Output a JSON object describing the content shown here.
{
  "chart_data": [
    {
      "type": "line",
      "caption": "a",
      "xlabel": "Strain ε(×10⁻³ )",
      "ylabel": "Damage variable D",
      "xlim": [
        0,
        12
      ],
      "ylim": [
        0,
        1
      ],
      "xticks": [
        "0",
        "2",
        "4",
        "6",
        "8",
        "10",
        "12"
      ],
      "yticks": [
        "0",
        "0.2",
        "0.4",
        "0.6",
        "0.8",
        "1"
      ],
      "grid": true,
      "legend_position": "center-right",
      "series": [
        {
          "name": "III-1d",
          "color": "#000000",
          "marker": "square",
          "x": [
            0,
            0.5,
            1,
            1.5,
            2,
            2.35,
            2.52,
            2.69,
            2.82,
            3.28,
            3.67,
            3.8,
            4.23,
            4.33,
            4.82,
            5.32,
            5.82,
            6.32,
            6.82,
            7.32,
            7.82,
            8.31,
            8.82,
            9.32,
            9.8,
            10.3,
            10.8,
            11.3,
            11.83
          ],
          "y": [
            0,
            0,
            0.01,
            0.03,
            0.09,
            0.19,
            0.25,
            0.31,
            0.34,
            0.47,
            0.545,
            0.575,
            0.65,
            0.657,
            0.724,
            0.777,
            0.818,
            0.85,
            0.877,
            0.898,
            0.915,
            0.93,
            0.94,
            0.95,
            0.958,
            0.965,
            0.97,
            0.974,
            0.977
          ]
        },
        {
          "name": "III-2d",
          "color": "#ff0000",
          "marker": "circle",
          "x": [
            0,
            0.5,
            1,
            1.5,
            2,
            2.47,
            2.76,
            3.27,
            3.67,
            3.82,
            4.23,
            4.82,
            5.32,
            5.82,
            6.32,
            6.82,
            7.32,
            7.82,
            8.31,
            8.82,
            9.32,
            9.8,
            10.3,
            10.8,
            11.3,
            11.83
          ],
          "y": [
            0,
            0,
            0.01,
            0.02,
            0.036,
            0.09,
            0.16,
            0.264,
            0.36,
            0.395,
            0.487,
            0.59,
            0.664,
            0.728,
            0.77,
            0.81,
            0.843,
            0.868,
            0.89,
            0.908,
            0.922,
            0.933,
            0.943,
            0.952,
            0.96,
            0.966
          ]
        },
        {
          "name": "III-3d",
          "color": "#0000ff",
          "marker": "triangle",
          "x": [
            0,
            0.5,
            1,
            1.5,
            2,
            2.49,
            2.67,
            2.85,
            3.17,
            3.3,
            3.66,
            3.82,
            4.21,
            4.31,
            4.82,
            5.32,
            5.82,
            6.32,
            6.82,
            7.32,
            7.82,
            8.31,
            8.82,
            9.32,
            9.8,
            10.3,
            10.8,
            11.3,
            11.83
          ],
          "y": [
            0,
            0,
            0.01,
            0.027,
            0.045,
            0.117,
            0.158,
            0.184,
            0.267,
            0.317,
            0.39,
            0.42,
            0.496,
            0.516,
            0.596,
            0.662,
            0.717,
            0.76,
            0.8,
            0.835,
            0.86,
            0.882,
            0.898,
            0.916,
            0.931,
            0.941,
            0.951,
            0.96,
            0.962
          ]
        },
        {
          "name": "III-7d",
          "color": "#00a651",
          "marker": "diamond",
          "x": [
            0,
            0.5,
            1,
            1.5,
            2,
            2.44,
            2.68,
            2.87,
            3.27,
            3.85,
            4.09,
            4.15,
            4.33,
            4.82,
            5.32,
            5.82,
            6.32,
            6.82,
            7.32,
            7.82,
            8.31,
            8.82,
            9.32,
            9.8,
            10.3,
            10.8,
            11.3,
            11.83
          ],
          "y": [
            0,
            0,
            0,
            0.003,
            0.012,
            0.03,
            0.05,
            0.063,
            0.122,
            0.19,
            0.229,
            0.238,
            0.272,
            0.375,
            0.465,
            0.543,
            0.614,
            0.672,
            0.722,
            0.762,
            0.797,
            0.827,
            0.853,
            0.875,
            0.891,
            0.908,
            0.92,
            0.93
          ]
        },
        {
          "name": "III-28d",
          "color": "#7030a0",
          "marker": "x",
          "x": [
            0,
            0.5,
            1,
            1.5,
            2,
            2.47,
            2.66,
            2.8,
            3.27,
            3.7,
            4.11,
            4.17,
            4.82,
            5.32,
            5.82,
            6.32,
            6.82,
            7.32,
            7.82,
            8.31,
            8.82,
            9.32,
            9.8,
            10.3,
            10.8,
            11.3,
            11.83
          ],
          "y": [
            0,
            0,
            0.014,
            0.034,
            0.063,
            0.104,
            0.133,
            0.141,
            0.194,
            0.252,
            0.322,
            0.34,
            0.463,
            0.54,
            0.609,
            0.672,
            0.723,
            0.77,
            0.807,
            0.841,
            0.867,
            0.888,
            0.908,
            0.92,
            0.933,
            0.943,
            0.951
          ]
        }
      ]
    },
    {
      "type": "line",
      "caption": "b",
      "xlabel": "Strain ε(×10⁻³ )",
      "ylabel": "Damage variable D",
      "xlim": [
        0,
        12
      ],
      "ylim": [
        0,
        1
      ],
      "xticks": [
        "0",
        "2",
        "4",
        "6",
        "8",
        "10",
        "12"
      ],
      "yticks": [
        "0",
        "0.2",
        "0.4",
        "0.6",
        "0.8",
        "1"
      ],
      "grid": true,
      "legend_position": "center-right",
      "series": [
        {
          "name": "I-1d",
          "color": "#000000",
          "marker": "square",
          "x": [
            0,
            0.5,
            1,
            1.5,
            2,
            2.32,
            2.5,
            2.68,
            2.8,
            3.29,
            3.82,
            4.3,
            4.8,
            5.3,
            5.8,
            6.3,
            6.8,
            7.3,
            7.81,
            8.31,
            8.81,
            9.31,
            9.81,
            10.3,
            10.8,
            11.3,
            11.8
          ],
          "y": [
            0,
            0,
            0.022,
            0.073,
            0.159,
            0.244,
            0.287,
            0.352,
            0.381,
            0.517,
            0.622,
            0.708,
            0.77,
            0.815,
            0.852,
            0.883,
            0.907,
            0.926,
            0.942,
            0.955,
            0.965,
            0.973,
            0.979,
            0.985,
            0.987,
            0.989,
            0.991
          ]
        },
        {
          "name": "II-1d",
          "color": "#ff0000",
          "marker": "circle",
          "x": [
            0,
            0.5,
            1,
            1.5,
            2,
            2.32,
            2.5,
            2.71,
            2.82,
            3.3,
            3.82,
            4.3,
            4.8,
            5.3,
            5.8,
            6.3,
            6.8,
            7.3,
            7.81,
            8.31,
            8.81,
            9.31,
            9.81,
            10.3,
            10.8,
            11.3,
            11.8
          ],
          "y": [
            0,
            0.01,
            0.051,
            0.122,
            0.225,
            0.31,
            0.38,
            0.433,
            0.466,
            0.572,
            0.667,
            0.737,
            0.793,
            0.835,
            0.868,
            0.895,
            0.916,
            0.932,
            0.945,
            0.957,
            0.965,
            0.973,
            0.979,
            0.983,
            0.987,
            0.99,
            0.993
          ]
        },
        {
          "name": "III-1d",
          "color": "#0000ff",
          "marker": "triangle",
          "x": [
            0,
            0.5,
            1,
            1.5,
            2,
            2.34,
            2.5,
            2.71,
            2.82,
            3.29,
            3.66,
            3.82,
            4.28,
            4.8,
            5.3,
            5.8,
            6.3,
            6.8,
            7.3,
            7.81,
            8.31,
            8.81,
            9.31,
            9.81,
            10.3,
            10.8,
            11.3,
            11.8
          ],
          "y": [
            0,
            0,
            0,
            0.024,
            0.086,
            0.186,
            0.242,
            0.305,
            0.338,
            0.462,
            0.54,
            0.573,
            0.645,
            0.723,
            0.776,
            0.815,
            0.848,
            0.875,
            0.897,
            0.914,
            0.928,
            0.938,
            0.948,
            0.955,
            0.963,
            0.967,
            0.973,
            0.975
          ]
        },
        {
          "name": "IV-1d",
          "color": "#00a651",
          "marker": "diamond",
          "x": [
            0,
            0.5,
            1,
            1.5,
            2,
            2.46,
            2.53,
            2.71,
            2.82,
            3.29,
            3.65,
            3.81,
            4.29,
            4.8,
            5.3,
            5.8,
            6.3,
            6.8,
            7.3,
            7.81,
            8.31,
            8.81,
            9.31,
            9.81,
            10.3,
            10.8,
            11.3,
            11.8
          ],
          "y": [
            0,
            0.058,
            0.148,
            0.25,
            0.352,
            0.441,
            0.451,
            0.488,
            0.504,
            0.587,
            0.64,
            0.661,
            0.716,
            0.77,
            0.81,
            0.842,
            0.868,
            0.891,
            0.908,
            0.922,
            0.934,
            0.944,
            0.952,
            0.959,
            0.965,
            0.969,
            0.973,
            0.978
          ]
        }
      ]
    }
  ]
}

...

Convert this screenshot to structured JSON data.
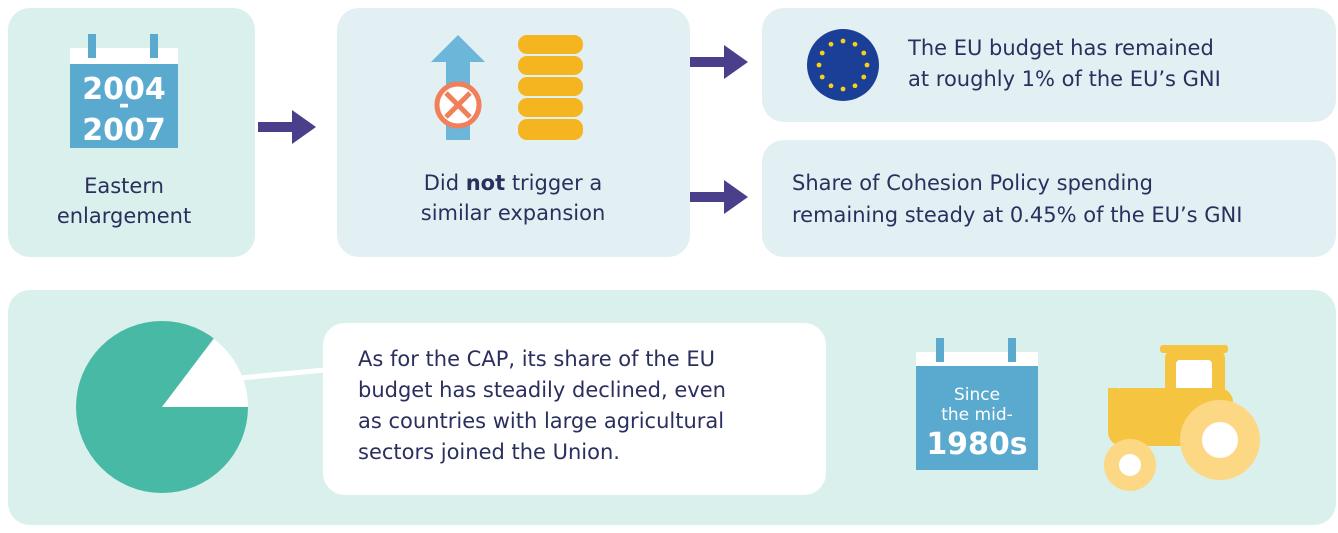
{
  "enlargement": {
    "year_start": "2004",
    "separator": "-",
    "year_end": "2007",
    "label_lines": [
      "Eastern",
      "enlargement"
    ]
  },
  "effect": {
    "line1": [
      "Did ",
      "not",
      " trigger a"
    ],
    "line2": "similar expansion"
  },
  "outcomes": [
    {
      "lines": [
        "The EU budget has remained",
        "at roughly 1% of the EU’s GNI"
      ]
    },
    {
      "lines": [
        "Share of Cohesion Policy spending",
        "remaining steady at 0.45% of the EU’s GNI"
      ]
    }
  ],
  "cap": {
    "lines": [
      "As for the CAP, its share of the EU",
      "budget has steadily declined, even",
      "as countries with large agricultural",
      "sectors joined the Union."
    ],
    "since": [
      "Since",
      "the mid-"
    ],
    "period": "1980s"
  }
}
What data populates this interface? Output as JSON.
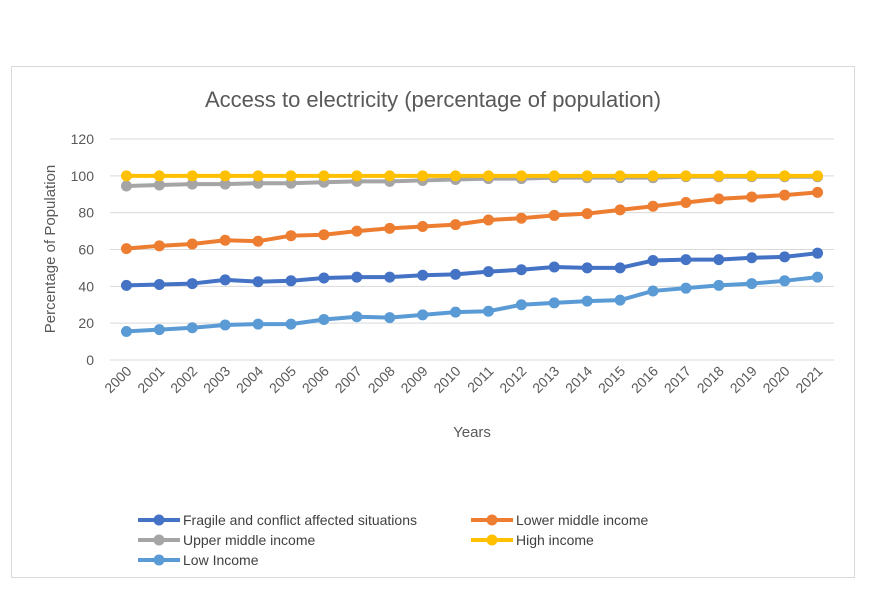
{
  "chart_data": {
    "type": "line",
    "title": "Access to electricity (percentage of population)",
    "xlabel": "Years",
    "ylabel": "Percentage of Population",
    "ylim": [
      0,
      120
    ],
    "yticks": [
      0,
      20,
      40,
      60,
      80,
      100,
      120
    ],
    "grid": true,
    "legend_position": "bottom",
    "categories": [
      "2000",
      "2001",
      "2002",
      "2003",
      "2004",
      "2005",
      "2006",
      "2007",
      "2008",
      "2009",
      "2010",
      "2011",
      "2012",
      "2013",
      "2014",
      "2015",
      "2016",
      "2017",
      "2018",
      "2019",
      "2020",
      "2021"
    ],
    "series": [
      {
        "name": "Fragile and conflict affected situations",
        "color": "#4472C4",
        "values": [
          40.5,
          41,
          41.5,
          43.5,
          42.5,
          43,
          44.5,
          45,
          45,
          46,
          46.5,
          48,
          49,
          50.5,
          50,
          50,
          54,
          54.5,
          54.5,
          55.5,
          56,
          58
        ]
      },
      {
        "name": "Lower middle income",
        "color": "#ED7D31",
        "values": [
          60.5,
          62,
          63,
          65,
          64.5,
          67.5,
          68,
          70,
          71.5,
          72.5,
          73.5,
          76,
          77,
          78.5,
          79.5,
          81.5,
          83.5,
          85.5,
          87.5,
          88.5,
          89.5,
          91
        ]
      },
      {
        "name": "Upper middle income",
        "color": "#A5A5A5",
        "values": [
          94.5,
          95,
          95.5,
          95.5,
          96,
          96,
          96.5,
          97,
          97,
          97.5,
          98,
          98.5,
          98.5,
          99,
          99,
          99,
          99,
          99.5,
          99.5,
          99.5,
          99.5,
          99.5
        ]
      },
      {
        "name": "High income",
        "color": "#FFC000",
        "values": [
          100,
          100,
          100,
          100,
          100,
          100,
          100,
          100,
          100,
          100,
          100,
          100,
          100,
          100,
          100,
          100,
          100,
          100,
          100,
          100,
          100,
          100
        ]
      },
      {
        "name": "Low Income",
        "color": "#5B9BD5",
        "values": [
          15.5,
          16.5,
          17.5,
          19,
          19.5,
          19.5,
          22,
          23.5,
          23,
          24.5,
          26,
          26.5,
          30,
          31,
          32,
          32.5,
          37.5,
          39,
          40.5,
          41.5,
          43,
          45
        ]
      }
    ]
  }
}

→ **Exercise**
Check each line above for the word "Output", and copy the lines where it appears.

→ **Finished answer**
Output a JSON object describing the content shown here.
What data populates this interface? Output as JSON.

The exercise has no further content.